# start of EXTRACTED INFORMATION

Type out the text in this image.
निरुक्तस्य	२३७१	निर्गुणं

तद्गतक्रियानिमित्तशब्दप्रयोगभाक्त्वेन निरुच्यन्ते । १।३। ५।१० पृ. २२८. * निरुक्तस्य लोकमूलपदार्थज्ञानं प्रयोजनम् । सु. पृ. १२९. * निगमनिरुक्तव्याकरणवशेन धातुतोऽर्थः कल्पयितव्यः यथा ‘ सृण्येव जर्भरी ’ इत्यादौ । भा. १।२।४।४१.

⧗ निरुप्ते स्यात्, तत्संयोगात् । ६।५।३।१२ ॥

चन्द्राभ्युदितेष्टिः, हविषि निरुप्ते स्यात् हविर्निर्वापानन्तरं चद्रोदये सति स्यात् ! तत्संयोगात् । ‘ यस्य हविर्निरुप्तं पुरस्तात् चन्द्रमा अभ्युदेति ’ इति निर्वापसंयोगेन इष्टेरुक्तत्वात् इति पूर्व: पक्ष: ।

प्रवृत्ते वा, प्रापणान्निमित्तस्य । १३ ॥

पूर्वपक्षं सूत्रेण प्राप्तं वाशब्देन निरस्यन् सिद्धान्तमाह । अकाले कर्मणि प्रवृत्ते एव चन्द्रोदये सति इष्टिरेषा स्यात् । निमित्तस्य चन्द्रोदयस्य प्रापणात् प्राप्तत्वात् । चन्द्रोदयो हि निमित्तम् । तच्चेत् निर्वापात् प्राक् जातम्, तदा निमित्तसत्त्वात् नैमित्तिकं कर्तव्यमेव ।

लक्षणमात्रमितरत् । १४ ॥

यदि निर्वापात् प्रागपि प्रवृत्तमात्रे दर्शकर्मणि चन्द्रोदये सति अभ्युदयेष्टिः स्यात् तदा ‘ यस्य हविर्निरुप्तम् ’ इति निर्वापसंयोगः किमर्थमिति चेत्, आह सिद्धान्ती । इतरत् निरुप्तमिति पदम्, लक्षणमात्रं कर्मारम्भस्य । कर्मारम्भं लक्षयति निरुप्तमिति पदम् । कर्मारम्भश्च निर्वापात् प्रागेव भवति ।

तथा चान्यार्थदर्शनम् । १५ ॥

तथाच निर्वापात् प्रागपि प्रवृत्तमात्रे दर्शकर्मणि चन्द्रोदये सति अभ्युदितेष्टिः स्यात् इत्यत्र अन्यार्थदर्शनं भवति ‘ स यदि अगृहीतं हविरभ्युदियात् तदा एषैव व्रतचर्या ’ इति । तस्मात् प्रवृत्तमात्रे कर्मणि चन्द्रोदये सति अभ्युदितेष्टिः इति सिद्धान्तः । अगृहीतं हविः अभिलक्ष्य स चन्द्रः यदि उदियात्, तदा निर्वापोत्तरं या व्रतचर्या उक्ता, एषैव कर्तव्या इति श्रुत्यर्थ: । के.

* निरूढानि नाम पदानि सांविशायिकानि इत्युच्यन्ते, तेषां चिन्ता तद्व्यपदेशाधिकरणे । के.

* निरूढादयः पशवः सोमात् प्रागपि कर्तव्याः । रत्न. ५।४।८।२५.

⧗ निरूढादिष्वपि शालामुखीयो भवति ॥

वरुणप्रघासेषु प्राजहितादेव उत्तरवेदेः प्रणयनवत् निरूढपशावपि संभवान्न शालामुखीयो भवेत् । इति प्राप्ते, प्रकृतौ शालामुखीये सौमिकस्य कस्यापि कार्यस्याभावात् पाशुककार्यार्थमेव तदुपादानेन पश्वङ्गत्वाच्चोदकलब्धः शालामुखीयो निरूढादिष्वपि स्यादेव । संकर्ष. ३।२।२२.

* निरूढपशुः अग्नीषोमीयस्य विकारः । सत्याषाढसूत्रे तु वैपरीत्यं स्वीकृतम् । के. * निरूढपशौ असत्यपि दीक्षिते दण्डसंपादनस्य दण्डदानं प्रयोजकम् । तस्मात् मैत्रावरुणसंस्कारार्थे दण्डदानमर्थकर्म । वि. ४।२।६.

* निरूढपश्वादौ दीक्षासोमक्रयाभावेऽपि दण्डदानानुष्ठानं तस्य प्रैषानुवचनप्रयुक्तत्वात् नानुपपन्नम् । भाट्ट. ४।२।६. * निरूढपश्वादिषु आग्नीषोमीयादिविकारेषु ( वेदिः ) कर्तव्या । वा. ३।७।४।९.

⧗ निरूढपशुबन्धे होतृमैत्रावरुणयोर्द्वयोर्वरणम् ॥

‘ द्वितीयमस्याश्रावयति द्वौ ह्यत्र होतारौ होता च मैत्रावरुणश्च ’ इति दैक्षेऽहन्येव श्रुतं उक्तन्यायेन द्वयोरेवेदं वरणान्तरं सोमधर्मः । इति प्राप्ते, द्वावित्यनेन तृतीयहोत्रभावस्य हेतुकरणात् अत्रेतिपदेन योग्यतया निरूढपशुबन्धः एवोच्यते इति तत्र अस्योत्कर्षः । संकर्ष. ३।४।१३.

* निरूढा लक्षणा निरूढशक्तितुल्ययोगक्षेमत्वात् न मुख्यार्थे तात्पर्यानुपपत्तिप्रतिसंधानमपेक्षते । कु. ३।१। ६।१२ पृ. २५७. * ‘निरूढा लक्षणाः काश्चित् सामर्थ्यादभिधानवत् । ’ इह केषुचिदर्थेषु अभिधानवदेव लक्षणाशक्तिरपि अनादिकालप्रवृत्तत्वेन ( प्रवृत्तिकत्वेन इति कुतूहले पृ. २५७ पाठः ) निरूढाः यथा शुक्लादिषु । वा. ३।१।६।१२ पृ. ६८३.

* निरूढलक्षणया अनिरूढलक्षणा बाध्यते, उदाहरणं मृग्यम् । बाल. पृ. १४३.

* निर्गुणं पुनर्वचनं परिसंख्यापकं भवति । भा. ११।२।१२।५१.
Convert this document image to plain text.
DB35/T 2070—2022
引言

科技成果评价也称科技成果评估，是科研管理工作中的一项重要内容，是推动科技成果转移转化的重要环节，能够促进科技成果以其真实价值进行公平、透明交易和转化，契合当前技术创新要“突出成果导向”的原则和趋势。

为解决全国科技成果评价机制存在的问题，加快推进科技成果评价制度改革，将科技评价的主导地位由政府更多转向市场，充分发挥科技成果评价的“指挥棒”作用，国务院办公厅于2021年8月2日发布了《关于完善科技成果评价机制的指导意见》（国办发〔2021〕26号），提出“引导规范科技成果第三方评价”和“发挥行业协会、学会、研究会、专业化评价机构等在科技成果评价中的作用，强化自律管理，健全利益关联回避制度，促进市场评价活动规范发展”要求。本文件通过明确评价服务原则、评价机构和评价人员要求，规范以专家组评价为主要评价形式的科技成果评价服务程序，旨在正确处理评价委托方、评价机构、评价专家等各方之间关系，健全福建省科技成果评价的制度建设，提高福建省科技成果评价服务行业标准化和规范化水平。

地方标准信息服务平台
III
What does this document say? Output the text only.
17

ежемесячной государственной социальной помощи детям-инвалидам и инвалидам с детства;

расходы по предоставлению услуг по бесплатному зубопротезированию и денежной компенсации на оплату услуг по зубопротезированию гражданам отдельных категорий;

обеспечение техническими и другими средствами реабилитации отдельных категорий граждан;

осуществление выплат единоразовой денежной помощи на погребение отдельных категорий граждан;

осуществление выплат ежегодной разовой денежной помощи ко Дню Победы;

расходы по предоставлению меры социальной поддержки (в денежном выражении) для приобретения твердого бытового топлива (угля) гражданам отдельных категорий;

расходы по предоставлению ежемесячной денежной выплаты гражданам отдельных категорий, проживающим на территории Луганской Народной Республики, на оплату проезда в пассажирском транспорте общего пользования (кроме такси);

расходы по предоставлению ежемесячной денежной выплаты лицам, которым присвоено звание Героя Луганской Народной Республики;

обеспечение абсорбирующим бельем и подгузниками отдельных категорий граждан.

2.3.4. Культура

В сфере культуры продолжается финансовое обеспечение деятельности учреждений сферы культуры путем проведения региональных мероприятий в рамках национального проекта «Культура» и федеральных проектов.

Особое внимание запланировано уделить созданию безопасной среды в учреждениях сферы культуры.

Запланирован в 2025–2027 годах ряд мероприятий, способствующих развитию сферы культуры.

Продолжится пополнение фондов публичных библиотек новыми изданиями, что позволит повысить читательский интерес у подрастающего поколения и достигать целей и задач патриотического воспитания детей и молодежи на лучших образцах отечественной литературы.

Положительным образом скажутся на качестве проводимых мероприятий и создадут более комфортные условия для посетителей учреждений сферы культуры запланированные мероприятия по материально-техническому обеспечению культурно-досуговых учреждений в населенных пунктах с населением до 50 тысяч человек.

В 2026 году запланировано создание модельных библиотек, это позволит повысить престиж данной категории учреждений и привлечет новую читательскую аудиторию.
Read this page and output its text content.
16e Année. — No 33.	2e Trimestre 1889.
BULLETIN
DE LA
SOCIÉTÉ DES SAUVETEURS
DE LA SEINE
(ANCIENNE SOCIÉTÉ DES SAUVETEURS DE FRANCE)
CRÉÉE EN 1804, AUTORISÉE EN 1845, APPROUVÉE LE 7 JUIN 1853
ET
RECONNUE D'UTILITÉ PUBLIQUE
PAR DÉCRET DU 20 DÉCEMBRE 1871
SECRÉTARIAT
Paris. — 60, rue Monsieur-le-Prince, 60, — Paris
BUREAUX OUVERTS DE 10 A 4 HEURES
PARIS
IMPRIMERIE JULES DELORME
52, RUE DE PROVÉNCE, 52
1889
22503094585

# end of EXTRACTED INFORMATION

• WHAT YOU NEED TO DO: Write out every line of the entries that holds the word "учреждений".

• RESULT OF THE TASK:
В сфере культуры продолжается финансовое обеспечение деятельности учреждений сферы культуры путем проведения региональных мероприятий в рамках национального проекта «Культура» и федеральных проектов.
Положительным образом скажутся на качестве проводимых мероприятий и создадут более комфортные условия для посетителей учреждений сферы культуры запланированные мероприятия по материально-техническому обеспечению культурно-досуговых учреждений в населенных пунктах с населением до 50 тысяч человек.
В 2026 году запланировано создание модельных библиотек, это позволит повысить престиж данной категории учреждений и привлечет новую читательскую аудиторию.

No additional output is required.